Team

The VRI includes 150 researchers working on more than 40 international projects.

Preclinical models

Anne-Sophie Beignon

Her long-term interest lies in inducing protective immunity against infectious diseases with vaccines and in understanding the modes of action of vaccines. She has explored a strategy of non-invasive administration of vaccines through the transcutaneous route and the requirement in terms of Ag form and type of adjuvant as a PhD student at IBMC in Strasbourg under the supervision of Sylviane Muller (1998-2002).
Then she has studied the adjuvanticity of R848, a synthetic ligand of TLR7/8 involved in the detection of ssRNA viruses, on dendritic cells and decipher the molecular mechanisms of activation of plasmacytoid dendritic cells by HIV as a postdoctoral fellow at NYU; in NYC, USA, in the lab of Nina Bhardwaj (2002-2004).
She has then advanced the development of candidate vaccines based on lentiviral vectors against Plasmodium/malaria and HIV/AIDS, including with pre-clinical trials in non-human primates, to assess their protective efficacy at Institut Pasteur, Paris, as a postdoctoral fellow (2005-2007) and then as a 2nd (2007-2010) and then a 1st class CNRS Junior Scientist (since 2011) in the lab of Pierre Charneau. She has joined the lab headed by Roger Le Grand in 2012 where she lead a small research group. She focused her research on elucidating the modes of action of vaccines, especially the molecular and cellular mechanisms that govern the induction and maintenance of secondary memory responses after prime/boost immunizations.
She studies the dynamic of and interactions between innate and adaptive responses as a function of the number of immunizations and of the vaccine schedule using a systems vaccinology approach, and particularly, after MVA immunizations of in non-human primates in the context of the research performed at the VRI.

********************

Decide whether each statement agrees with the team profile. Answer yes or no and quote the deciding words: (a) Her PhD work at IBMC in Strasbourg was supervised by Sylviane Muller. (b) She joined the lab headed by Roger Le Grand in 2010. (c) Her postdoctoral work at NYU took place in the lab of Pierre Charneau. Use only the team profile to do this work.

### MATERIAL PROVIDED:
********************

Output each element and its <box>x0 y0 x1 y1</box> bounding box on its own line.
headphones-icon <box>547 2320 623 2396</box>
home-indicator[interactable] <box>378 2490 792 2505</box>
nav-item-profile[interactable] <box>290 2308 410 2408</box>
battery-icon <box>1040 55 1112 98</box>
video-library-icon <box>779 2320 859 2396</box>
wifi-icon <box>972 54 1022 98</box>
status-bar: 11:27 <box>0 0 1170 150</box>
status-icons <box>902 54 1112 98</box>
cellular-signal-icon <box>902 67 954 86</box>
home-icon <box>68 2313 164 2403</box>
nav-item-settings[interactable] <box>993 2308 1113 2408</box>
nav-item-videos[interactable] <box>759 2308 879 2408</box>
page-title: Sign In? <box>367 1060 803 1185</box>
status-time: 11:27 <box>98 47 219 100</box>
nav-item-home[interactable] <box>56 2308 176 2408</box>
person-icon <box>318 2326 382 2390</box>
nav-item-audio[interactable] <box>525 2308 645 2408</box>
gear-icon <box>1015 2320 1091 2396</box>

********************

### EXERCISE RESULT:
(a) Yes: "as a PhD student at IBMC in Strasbourg under the supervision of Sylviane Muller (1998-2002)"
(b) No: "She has joined the lab headed by Roger Le Grand in 2012"
(c) No: "as a postdoctoral fellow at NYU; in NYC, USA, in the lab of Nina Bhardwaj (2002-2004)"